From the listing below, pull out the lines that hold "name".
-- BEGIN Records for this task --
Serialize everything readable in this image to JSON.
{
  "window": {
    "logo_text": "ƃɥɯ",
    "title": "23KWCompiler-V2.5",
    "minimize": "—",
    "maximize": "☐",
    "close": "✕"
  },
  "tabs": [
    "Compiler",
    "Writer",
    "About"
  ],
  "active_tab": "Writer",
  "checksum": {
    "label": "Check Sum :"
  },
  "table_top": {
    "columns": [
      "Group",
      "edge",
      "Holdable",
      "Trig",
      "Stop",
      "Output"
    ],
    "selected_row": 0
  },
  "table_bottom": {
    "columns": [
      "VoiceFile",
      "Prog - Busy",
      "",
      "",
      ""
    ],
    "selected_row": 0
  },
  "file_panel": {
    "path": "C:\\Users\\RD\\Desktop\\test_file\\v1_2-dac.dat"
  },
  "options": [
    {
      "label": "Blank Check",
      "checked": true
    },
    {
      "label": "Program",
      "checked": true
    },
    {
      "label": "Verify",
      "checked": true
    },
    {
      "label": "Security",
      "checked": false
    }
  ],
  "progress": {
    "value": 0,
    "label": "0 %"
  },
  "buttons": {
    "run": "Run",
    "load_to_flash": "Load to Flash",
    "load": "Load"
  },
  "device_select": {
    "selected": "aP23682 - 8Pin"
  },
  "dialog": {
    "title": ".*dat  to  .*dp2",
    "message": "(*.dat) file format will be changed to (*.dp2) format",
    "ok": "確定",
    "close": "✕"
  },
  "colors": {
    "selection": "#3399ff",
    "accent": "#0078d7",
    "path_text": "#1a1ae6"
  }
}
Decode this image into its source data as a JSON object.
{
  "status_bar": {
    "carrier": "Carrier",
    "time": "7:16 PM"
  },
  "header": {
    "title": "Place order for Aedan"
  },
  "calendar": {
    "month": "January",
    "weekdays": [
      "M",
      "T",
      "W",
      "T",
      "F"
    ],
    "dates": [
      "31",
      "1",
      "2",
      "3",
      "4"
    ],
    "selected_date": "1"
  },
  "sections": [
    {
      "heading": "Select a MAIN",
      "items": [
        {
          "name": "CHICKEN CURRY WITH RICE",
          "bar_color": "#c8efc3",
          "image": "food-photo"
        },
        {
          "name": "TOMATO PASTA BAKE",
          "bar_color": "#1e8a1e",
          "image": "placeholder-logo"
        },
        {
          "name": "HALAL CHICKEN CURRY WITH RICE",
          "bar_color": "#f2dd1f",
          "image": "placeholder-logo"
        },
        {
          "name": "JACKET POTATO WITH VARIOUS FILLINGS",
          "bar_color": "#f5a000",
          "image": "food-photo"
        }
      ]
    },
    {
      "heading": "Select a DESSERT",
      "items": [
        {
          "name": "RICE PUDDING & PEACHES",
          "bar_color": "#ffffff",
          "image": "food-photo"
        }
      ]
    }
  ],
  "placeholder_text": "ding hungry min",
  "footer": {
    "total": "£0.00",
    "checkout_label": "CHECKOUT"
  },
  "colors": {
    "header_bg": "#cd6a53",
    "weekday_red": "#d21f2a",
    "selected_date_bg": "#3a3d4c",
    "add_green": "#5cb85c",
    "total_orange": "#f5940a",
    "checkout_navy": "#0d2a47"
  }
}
-- END Records for this task --
- _Response for this exercise_
          "name": "CHICKEN CURRY WITH RICE",
          "name": "TOMATO PASTA BAKE",
          "name": "HALAL CHICKEN CURRY WITH RICE",
          "name": "JACKET POTATO WITH VARIOUS FILLINGS",
          "name": "RICE PUDDING & PEACHES",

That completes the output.